▸ **Selected extract**
======

Stefan Haas

Personal information
- Date of birth: 29 June 1994 (age 31)
- Place of birth: Moosburg, Germany
- Height: 1.87 m (6 ft 2 in)
- Position: Midfielder

Youth career
- 0000–2011: SE Freising
- 2011–2013: SpVgg Unterhaching

Senior career*
- Years: Team / Apps / (Gls)
- 2012–2015: SpVgg Unterhaching II / 19 / (5)
- 2013–2015: SpVgg Unterhaching / 19 / (0)
- 2015–2016: Fortuna Unterhaching
- 2016: Mirandela / 8 / (1)
- 2017–2018: Almancilense
- 2019–2020: Leixões / 0 / (0)
- 2020–: VfR Garching / 1 / (0)

= Stefan Haas =

German footballer (born 1994)

Stefan Haas (born 29 June 1994) is a German professional footballer who plays as a midfielder.

==Career==
Until 2011, Haas played in the youth of SE Freising. For the 2011–12 season he moved to SpVgg Unterhaching, where he played in the youth team. In the 2012–13 season Haas received a professional contract that ran until 2015, but continued to play only in the U-19s and in the second team in the fifth-rate Bayernliga.

======

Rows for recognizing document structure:

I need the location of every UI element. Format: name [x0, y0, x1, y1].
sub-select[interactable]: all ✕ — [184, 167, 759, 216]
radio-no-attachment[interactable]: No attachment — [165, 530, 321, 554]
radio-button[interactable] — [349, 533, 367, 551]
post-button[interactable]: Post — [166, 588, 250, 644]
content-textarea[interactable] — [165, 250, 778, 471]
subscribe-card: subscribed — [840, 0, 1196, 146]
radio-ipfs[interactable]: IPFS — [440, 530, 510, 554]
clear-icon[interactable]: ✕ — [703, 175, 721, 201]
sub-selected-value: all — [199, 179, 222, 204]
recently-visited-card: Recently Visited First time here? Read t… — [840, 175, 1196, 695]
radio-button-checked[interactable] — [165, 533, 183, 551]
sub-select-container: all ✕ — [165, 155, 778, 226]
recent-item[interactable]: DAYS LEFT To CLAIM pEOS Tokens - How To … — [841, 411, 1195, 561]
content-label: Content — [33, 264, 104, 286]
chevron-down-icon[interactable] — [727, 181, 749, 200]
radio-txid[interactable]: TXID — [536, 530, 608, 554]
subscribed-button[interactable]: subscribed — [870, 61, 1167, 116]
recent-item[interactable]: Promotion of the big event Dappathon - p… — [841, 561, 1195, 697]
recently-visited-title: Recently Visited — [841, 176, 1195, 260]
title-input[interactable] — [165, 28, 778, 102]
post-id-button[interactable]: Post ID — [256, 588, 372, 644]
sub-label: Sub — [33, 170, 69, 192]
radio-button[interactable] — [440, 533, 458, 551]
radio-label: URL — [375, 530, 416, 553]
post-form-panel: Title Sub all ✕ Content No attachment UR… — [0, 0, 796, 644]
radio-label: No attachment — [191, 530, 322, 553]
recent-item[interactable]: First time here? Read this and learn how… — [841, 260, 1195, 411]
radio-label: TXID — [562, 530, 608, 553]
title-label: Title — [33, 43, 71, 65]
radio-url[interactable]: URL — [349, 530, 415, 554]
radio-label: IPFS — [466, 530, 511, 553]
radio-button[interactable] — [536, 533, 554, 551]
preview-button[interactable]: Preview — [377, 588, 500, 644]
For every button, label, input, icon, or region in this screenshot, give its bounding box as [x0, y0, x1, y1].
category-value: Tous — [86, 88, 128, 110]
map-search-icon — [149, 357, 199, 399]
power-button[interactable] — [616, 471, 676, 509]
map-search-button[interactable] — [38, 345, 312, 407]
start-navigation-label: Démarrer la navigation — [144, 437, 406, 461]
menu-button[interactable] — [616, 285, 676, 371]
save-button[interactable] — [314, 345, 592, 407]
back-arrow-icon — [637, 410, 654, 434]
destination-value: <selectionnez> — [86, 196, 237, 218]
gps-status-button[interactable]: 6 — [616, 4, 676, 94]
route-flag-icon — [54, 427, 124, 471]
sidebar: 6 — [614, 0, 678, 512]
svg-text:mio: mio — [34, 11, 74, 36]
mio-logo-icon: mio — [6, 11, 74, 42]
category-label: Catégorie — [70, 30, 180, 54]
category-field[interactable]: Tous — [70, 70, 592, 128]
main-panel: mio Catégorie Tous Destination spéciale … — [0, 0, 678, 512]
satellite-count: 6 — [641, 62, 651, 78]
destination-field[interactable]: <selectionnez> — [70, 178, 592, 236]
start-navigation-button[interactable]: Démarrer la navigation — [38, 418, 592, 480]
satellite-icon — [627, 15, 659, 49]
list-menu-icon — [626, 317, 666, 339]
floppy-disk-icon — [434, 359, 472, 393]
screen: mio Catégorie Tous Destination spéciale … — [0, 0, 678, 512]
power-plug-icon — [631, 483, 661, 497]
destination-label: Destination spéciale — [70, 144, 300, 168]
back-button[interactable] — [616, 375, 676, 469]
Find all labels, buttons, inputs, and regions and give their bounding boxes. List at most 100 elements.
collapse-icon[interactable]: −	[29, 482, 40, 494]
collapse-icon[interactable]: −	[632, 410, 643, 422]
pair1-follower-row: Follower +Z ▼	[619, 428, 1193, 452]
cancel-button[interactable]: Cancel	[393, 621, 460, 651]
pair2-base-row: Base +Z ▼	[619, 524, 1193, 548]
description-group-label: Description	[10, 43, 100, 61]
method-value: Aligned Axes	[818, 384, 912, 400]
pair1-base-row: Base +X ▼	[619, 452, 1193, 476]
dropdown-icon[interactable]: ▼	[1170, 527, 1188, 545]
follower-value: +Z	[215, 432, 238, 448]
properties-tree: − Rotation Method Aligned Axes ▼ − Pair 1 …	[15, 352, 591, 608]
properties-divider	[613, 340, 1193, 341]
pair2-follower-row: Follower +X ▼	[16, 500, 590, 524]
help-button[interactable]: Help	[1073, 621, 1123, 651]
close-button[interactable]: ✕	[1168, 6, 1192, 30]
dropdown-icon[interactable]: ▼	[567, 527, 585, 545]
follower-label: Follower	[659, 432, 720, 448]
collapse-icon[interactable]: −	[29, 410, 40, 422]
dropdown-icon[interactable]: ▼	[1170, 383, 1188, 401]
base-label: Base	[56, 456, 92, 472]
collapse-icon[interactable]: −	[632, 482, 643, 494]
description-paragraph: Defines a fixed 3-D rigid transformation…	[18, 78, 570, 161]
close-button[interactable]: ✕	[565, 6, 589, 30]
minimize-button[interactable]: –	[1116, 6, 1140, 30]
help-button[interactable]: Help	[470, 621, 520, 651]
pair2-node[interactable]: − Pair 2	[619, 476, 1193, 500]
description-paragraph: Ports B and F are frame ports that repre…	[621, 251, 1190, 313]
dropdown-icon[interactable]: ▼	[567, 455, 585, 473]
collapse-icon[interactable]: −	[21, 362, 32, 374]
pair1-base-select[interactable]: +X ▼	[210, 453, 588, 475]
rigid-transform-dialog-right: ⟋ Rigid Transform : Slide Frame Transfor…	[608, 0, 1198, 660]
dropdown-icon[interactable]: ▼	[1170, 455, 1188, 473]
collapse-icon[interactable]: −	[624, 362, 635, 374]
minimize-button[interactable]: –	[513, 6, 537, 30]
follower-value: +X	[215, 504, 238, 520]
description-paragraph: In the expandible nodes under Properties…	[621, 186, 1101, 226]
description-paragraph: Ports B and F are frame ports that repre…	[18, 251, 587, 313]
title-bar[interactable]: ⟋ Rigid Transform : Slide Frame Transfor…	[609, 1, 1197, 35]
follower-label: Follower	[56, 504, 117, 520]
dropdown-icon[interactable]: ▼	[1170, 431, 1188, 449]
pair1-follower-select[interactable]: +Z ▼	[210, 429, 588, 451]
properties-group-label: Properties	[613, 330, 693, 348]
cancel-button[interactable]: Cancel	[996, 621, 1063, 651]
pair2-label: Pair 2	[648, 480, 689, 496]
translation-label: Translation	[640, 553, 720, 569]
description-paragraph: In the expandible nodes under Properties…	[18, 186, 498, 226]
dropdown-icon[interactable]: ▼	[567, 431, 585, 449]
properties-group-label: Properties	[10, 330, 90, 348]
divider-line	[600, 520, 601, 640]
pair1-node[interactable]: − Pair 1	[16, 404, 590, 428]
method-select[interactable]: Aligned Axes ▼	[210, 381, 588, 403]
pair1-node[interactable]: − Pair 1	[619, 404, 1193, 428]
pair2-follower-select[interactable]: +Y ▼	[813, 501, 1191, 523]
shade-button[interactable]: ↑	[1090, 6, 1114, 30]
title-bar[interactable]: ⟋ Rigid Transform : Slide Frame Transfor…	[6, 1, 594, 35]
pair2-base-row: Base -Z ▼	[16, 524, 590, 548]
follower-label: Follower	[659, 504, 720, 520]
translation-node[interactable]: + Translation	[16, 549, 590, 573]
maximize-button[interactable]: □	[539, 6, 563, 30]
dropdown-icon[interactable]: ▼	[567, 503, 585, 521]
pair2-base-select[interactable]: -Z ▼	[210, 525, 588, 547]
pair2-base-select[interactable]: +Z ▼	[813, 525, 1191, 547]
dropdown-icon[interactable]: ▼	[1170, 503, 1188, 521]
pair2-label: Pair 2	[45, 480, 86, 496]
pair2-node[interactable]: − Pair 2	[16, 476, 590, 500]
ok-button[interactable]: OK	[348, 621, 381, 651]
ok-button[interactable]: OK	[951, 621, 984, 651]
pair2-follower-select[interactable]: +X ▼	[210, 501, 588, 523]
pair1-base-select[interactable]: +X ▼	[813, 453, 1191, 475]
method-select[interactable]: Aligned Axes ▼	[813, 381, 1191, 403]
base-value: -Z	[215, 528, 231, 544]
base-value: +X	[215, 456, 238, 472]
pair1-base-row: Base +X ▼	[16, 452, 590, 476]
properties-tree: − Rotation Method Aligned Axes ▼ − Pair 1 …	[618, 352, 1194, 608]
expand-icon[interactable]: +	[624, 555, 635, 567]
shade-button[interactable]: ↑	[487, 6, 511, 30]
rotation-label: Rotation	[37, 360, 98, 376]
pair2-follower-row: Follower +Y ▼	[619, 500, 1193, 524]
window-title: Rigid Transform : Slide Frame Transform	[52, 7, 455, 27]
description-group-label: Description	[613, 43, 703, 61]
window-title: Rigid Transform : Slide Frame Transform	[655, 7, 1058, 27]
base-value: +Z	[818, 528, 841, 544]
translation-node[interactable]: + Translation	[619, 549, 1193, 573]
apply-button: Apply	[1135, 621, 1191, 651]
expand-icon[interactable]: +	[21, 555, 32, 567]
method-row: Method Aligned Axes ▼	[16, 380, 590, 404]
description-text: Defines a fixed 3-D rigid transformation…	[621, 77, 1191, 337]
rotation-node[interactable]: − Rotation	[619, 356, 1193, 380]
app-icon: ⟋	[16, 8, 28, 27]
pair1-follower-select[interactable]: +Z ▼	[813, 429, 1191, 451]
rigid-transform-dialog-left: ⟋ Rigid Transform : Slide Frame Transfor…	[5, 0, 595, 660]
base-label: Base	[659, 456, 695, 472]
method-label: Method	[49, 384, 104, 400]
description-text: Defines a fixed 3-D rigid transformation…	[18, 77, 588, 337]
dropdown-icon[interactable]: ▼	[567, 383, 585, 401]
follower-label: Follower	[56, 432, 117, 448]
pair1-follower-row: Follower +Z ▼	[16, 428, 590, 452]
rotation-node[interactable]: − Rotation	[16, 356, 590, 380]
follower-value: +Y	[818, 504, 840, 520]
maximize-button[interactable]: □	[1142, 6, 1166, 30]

======

▸ **Try it**
Continue the article on Stefan Haas, starting after its last sentence. These rows were drawn from a source separate from the article on Stefan Haas.

▸ **Response area**
On 27 July 2013, Haas played his first professional game as a substitute against Chemnitzer FC. He made his starting eleven debut on 31 August 2013 (6th matchday) in a 3–1 home win against 1. FC Saarbrücken.

After spells in Portugal with Mirandela, Almancilense and Leixões, Haas returned to Germany in the beginning of 2020, when he signed with VfR Garching.

==Personal life==
Stefan Haas is the younger brother of Maximilian Haas, who also was a professional soccer player and used to play for the second team of FC Bayern Munich, the English club Middlesbrough and the Portuguese club Sporting Braga.